SHORT TASK =
Determine how many lines of the material hold the string "Monitoring" and reply with only that number.

(Lines of data)

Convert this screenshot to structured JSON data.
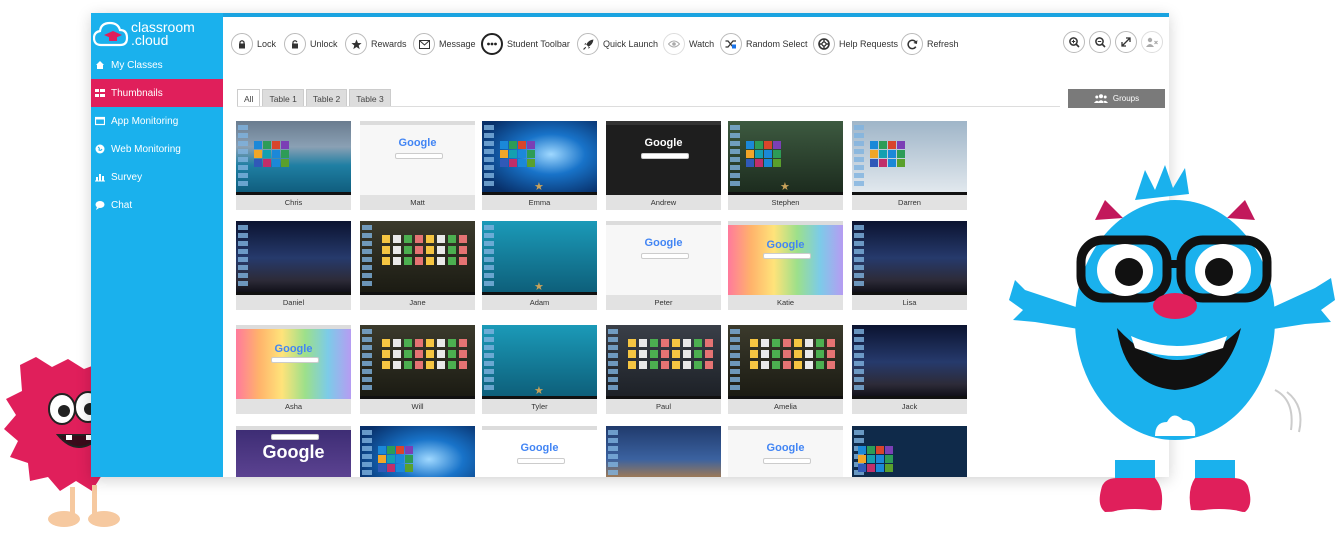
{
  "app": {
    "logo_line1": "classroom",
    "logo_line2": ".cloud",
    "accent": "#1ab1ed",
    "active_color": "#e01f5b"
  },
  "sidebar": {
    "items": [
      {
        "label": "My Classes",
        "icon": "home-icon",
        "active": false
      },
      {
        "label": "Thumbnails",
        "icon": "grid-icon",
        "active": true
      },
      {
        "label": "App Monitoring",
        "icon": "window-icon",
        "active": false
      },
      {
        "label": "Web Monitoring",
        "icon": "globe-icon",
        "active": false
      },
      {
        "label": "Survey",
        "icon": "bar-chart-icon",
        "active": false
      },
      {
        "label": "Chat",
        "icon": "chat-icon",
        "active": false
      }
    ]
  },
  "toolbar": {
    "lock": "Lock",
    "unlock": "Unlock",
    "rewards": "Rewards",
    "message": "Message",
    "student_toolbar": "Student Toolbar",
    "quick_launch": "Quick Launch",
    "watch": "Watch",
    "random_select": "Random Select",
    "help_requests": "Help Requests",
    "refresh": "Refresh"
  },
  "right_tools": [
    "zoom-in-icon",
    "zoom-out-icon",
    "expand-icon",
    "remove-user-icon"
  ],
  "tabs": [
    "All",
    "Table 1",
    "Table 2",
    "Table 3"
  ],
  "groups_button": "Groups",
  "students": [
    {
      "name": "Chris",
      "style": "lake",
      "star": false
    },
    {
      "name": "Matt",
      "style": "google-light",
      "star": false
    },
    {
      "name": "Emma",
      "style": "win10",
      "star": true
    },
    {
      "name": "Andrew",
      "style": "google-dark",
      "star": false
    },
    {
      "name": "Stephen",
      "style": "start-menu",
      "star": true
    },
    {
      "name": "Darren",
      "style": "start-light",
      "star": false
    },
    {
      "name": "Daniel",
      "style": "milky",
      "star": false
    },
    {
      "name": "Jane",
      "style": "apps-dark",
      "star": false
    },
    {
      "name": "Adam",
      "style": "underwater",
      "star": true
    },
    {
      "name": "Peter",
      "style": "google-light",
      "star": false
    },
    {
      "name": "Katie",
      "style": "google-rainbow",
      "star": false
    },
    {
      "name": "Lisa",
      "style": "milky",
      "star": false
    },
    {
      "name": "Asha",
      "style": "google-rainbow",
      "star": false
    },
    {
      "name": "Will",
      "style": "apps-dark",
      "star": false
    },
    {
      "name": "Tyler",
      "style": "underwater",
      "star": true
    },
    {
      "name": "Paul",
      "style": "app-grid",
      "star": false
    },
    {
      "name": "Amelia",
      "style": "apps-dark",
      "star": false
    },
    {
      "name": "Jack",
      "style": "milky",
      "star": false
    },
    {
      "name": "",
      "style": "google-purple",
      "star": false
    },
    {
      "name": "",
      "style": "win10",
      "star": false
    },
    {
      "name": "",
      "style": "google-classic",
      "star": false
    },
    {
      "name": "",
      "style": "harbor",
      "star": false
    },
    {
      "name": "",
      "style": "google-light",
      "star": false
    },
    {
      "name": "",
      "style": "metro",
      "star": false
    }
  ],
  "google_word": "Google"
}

REPLY TO THE EXERCISE =
2